### Given task:
Please give the data below again in full, exactly as it stands.

### Stored records:
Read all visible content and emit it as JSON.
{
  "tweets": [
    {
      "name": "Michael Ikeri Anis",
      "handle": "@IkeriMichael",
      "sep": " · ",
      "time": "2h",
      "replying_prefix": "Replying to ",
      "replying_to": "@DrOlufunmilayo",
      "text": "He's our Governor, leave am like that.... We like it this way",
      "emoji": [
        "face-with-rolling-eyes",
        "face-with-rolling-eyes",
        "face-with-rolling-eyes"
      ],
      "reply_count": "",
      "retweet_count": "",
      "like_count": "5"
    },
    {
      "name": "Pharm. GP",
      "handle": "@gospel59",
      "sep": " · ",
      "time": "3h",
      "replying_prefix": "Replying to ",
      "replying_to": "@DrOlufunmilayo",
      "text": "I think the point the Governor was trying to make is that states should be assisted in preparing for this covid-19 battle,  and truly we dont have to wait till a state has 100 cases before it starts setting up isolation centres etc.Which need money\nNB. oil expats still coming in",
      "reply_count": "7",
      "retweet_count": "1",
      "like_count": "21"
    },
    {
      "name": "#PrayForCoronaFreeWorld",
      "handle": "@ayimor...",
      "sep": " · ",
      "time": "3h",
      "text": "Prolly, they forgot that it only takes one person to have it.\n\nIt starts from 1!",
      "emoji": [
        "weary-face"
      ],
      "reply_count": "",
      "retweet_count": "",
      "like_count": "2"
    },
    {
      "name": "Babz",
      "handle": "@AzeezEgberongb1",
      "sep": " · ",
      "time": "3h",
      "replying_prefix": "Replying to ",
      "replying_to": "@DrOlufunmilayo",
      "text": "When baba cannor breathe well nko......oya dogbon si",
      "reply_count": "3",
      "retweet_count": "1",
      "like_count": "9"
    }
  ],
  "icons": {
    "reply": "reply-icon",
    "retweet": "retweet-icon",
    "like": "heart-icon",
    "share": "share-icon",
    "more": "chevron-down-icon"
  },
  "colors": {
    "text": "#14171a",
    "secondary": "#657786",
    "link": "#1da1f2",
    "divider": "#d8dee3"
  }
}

### Solution to this exercise:
Read all visible content and emit it as JSON.
{
  "tweets": [
    {
      "name": "Michael Ikeri Anis",
      "handle": "@IkeriMichael",
      "sep": " · ",
      "time": "2h",
      "replying_prefix": "Replying to ",
      "replying_to": "@DrOlufunmilayo",
      "text": "He's our Governor, leave am like that.... We like it this way",
      "emoji": [
        "face-with-rolling-eyes",
        "face-with-rolling-eyes",
        "face-with-rolling-eyes"
      ],
      "reply_count": "",
      "retweet_count": "",
      "like_count": "5"
    },
    {
      "name": "Pharm. GP",
      "handle": "@gospel59",
      "sep": " · ",
      "time": "3h",
      "replying_prefix": "Replying to ",
      "replying_to": "@DrOlufunmilayo",
      "text": "I think the point the Governor was trying to make is that states should be assisted in preparing for this covid-19 battle,  and truly we dont have to wait till a state has 100 cases before it starts setting up isolation centres etc.Which need money\nNB. oil expats still coming in",
      "reply_count": "7",
      "retweet_count": "1",
      "like_count": "21"
    },
    {
      "name": "#PrayForCoronaFreeWorld",
      "handle": "@ayimor...",
      "sep": " · ",
      "time": "3h",
      "text": "Prolly, they forgot that it only takes one person to have it.\n\nIt starts from 1!",
      "emoji": [
        "weary-face"
      ],
      "reply_count": "",
      "retweet_count": "",
      "like_count": "2"
    },
    {
      "name": "Babz",
      "handle": "@AzeezEgberongb1",
      "sep": " · ",
      "time": "3h",
      "replying_prefix": "Replying to ",
      "replying_to": "@DrOlufunmilayo",
      "text": "When baba cannor breathe well nko......oya dogbon si",
      "reply_count": "3",
      "retweet_count": "1",
      "like_count": "9"
    }
  ],
  "icons": {
    "reply": "reply-icon",
    "retweet": "retweet-icon",
    "like": "heart-icon",
    "share": "share-icon",
    "more": "chevron-down-icon"
  },
  "colors": {
    "text": "#14171a",
    "secondary": "#657786",
    "link": "#1da1f2",
    "divider": "#d8dee3"
  }
}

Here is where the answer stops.